* begin Input for this task *
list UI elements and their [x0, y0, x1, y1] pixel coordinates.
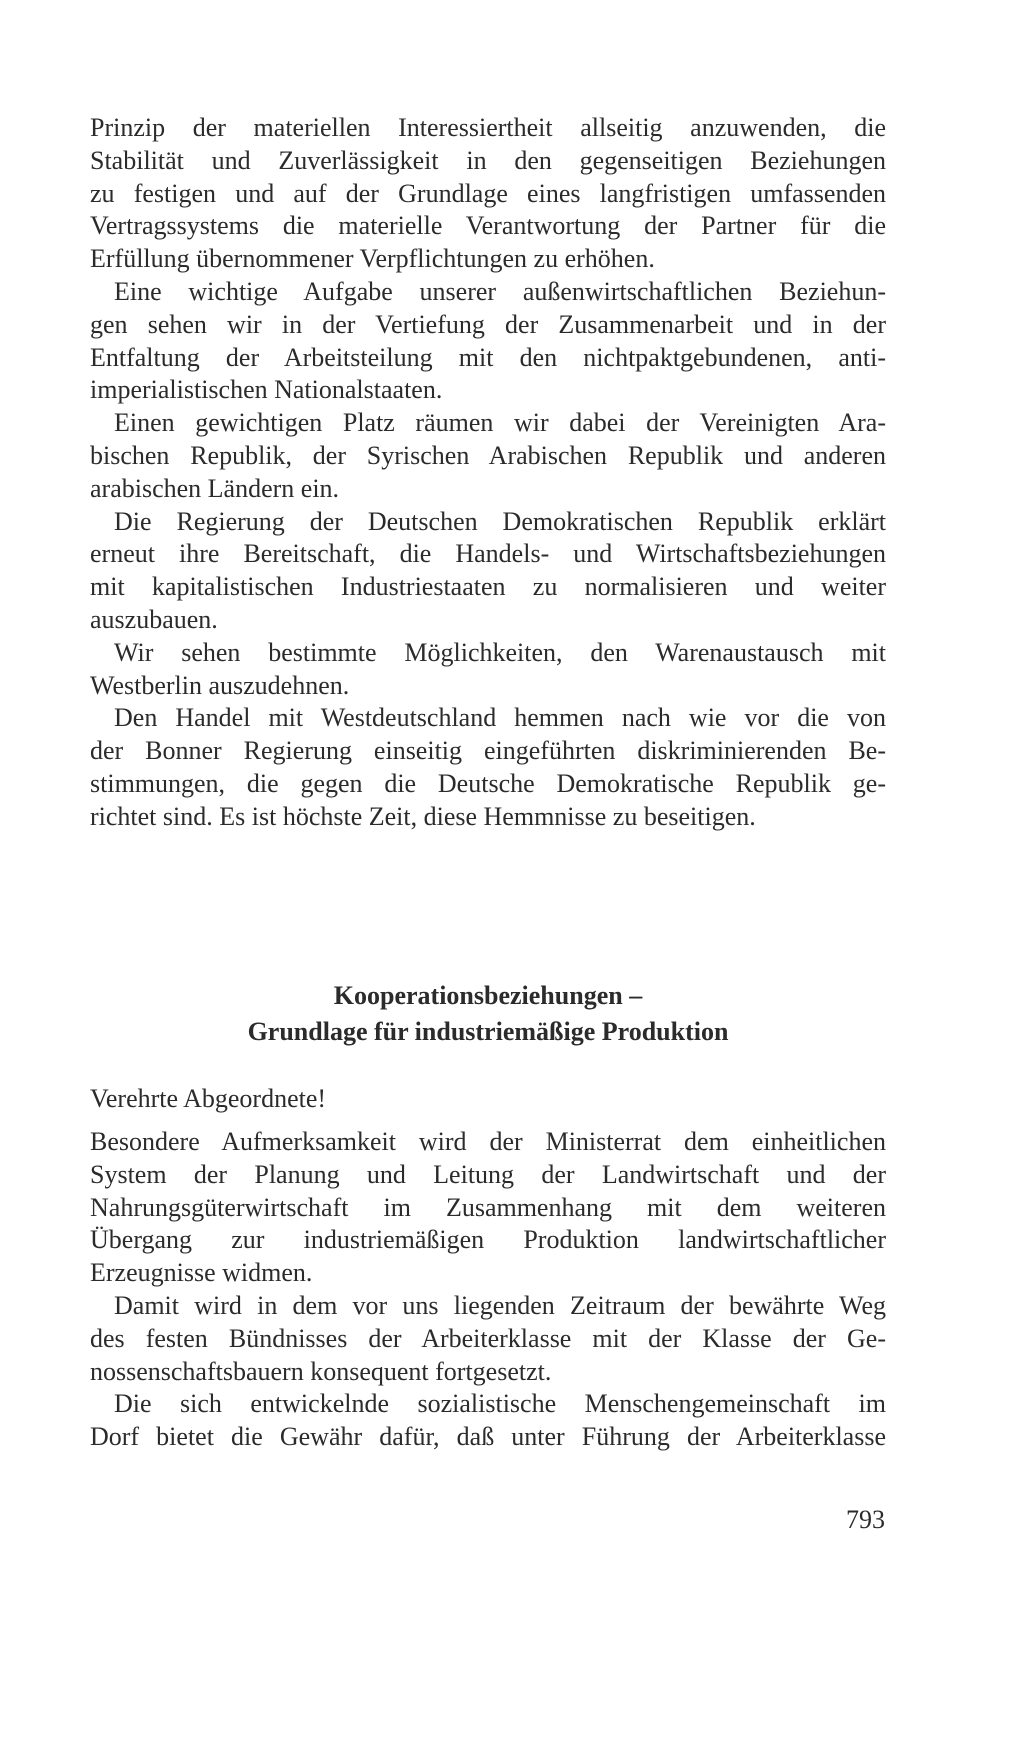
text-line: des festen Bündnisses der Arbeiterklasse mit der Klasse der Ge- [90, 1323, 886, 1353]
text-line: Westberlin auszudehnen. [90, 670, 350, 700]
text-line: Die Regierung der Deutschen Demokratischen Republik erklärt [114, 506, 886, 536]
text-line: Damit wird in dem vor uns liegenden Zeitraum der bewährte Weg [114, 1290, 886, 1320]
text-line: zu festigen und auf der Grundlage eines langfristigen umfassenden [90, 178, 886, 208]
text-line: System der Planung und Leitung der Landwirtschaft und der [90, 1159, 886, 1189]
text-line: stimmungen, die gegen die Deutsche Demokratische Republik ge- [90, 768, 886, 798]
text-line: imperialistischen Nationalstaaten. [90, 375, 443, 405]
text-line: bischen Republik, der Syrischen Arabischen Republik und anderen [90, 440, 886, 470]
text-line: Die sich entwickelnde sozialistische Menschengemeinschaft im [114, 1389, 886, 1419]
text-line: Besondere Aufmerksamkeit wird der Ministerrat dem einheitlichen [90, 1127, 886, 1156]
text-line: gen sehen wir in der Vertiefung der Zusammenarbeit und in der [90, 309, 886, 339]
text-line: Dorf bietet die Gewähr dafür, daß unter Führung der Arbeiterklasse [90, 1422, 886, 1452]
section-heading-line-1: Kooperationsbeziehungen – [333, 981, 643, 1010]
text-line: der Bonner Regierung einseitig eingeführten diskriminierenden Be- [90, 736, 886, 766]
text-line: mit kapitalistischen Industriestaaten zu normalisieren und weiter [90, 572, 886, 602]
text-line: Entfaltung der Arbeitsteilung mit den nichtpaktgebundenen, anti- [90, 342, 886, 372]
text-line: Übergang zur industriemäßigen Produktion landwirtschaftlicher [90, 1225, 886, 1255]
text-line: Stabilität und Zuverlässigkeit in den gegenseitigen Beziehungen [90, 145, 886, 175]
text-line: auszubauen. [90, 604, 218, 634]
body-text-section-2 [90, 1126, 886, 1454]
text-line: nossenschaftsbauern konsequent fortgesetzt. [90, 1356, 552, 1386]
section-heading [90, 978, 886, 1050]
text-line: Prinzip der materiellen Interessiertheit allseitig anzuwenden, die [90, 113, 886, 142]
text-line: Wir sehen bestimmte Möglichkeiten, den Warenaustausch mit [114, 637, 886, 667]
text-line: richtet sind. Es ist höchste Zeit, diese Hemmnisse zu beseitigen. [90, 801, 756, 831]
text-line: Vertragssystems die materielle Verantwortung der Partner für die [90, 211, 886, 241]
section-heading-line-2: Grundlage für industriemäßige Produktion [247, 1017, 729, 1046]
text-line: Nahrungsgüterwirtschaft im Zusammenhang mit dem weiteren [90, 1192, 886, 1222]
text-line: arabischen Ländern ein. [90, 473, 340, 503]
text-line: Erzeugnisse widmen. [90, 1258, 313, 1288]
body-text-section-1 [90, 112, 886, 834]
text-line: Einen gewichtigen Platz räumen wir dabei der Vereinigten Ara- [114, 408, 886, 438]
salutation: Verehrte Abgeordnete! [90, 1084, 327, 1113]
text-line: Eine wichtige Aufgabe unserer außenwirtschaftlichen Beziehun- [114, 276, 886, 306]
text-line: Den Handel mit Westdeutschland hemmen nach wie vor die von [114, 703, 886, 733]
text-line: Erfüllung übernommener Verpflichtungen zu erhöhen. [90, 244, 655, 274]
text-line: erneut ihre Bereitschaft, die Handels- und Wirtschaftsbeziehungen [90, 539, 886, 569]
page-number: 793 [846, 1505, 885, 1534]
* end Input for this task *
The task
Copy, without any change, every line above from the one containing "text-line: des festen" down to the one containing "text-line: der Bonner", both included.

Response to the exercise
text-line: des festen Bündnisses der Arbeiterklasse mit der Klasse der Ge- [90, 1323, 886, 1353]
text-line: Westberlin auszudehnen. [90, 670, 350, 700]
text-line: Die Regierung der Deutschen Demokratischen Republik erklärt [114, 506, 886, 536]
text-line: Damit wird in dem vor uns liegenden Zeitraum der bewährte Weg [114, 1290, 886, 1320]
text-line: zu festigen und auf der Grundlage eines langfristigen umfassenden [90, 178, 886, 208]
text-line: System der Planung und Leitung der Landwirtschaft und der [90, 1159, 886, 1189]
text-line: stimmungen, die gegen die Deutsche Demokratische Republik ge- [90, 768, 886, 798]
text-line: imperialistischen Nationalstaaten. [90, 375, 443, 405]
text-line: bischen Republik, der Syrischen Arabischen Republik und anderen [90, 440, 886, 470]
text-line: Die sich entwickelnde sozialistische Menschengemeinschaft im [114, 1389, 886, 1419]
text-line: Besondere Aufmerksamkeit wird der Ministerrat dem einheitlichen [90, 1127, 886, 1156]
text-line: gen sehen wir in der Vertiefung der Zusammenarbeit und in der [90, 309, 886, 339]
text-line: Dorf bietet die Gewähr dafür, daß unter Führung der Arbeiterklasse [90, 1422, 886, 1452]
section-heading-line-1: Kooperationsbeziehungen – [333, 981, 643, 1010]
text-line: der Bonner Regierung einseitig eingeführten diskriminierenden Be- [90, 736, 886, 766]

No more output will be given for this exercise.